## 求められる内容:
スイタクワイに関する本文を読み、次の問いに答えてください。
(a) 阪本先生がスイタクワイについてたてた仮説はどのようなものですか。
(b) 1885年の地図で、スイタクワイが自生していた地域を囲んでいたのは何ですか。
(c) 年末に知人に贈る際、スイタクワイは何に入れられましたか。

## 読解用本文:
■半栽培植物のスイタクワイを調べる
阪本先生は、身近な栽培植物(作物)の研究に取り組む中、スイタクワイが半栽培植物ではないかとの仮説をたて、現地調査とオモダカ、クワイとの比較栽培を行った体験を交え、スイタクワイの歴史と人々の関わりを資料に添い、語った。
今から124年前(1885年)の大阪府神崎郡吹田村の地図から説明した。神崎川、糸田川、千里丘陵に囲まれた地域にスイタクワイは自生地していた。この地域は、頻繁に起こった洪水で水の排出が悪く、人家がなく、深田(高湿田)地帯であった。この高湿田に入って採取するため用いた桶沓、クワイ堀りを写真で示した。高浜橋のたもとにあった仲買人の店にも出荷された。年末に「鴨」という藁づとに入れて知人に贈った。“芽を吹く”と称してお正月のおせち料理の一品にされた。また、吹田村御料地の農家から毎年春に京都の禁裏、仙洞、女御、大宮の4御所に献上する献上籠の写真を示した。

## 抽出資料:

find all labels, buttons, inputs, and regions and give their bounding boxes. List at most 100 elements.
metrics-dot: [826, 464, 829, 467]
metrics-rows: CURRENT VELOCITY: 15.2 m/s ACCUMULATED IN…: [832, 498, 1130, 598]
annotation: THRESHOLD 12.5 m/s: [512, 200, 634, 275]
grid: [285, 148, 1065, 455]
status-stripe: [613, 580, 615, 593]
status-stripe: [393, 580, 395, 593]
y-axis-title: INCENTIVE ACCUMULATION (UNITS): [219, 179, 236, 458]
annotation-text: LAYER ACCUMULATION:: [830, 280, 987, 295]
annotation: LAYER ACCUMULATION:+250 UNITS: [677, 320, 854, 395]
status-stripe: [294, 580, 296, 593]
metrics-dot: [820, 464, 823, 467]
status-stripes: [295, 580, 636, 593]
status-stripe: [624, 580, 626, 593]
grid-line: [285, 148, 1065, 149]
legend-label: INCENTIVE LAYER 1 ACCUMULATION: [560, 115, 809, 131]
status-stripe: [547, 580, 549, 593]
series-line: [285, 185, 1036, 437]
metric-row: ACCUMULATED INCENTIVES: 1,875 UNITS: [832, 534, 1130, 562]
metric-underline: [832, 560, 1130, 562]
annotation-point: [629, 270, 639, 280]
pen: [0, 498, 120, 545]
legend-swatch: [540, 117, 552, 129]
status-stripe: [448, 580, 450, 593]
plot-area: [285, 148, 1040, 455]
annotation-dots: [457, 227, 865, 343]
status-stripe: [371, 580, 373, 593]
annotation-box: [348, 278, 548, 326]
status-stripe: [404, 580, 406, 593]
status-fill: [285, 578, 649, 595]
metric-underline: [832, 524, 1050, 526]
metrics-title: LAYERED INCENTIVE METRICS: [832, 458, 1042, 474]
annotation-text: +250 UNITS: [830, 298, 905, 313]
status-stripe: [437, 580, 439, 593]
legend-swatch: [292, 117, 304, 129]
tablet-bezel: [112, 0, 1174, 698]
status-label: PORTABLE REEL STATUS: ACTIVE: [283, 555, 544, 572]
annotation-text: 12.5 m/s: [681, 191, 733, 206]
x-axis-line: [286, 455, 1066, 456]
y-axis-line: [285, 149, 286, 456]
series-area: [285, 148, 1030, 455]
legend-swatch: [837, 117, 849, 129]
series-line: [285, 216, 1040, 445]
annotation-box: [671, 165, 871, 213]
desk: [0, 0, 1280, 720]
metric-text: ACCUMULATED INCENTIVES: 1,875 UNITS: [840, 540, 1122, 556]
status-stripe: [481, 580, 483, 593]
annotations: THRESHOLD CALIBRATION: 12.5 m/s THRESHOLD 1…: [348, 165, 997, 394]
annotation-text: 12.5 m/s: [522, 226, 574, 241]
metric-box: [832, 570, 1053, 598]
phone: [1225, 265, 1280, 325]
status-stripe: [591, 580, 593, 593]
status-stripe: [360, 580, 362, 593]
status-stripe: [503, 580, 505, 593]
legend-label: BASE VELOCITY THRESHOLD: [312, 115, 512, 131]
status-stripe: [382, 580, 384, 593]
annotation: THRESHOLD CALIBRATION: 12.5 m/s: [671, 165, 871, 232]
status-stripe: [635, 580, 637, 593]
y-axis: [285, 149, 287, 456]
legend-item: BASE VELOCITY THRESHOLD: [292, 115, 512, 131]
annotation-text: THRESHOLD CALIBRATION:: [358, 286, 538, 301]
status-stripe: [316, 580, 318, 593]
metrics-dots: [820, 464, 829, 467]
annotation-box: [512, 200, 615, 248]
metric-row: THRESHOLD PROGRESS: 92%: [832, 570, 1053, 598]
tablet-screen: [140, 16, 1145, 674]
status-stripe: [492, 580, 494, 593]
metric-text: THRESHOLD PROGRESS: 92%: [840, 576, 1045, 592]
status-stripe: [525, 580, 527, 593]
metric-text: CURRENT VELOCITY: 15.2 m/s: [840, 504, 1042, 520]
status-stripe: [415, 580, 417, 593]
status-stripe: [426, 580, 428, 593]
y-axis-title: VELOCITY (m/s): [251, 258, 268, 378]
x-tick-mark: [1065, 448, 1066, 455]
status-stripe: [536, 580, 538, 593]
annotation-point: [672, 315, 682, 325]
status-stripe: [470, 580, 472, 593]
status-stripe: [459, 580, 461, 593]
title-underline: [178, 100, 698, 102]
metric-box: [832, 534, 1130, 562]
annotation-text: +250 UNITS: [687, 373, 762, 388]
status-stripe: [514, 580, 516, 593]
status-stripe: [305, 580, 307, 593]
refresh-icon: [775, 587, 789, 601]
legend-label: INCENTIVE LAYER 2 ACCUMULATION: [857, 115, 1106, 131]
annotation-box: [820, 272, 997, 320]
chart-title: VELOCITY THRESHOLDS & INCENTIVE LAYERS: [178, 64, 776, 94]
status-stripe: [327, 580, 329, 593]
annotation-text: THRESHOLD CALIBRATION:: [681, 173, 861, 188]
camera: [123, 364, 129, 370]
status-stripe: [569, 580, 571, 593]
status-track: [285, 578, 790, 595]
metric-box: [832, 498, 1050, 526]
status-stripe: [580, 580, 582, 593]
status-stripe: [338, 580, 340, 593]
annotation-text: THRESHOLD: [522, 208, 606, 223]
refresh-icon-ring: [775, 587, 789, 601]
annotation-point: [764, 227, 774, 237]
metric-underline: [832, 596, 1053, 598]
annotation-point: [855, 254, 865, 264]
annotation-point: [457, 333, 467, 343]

## 課題の解答:
(a) スイタクワイが半栽培植物ではないかという仮説です。
(b) 神崎川、糸田川、千里丘陵です。
(c) 「鴨」という藁づとです。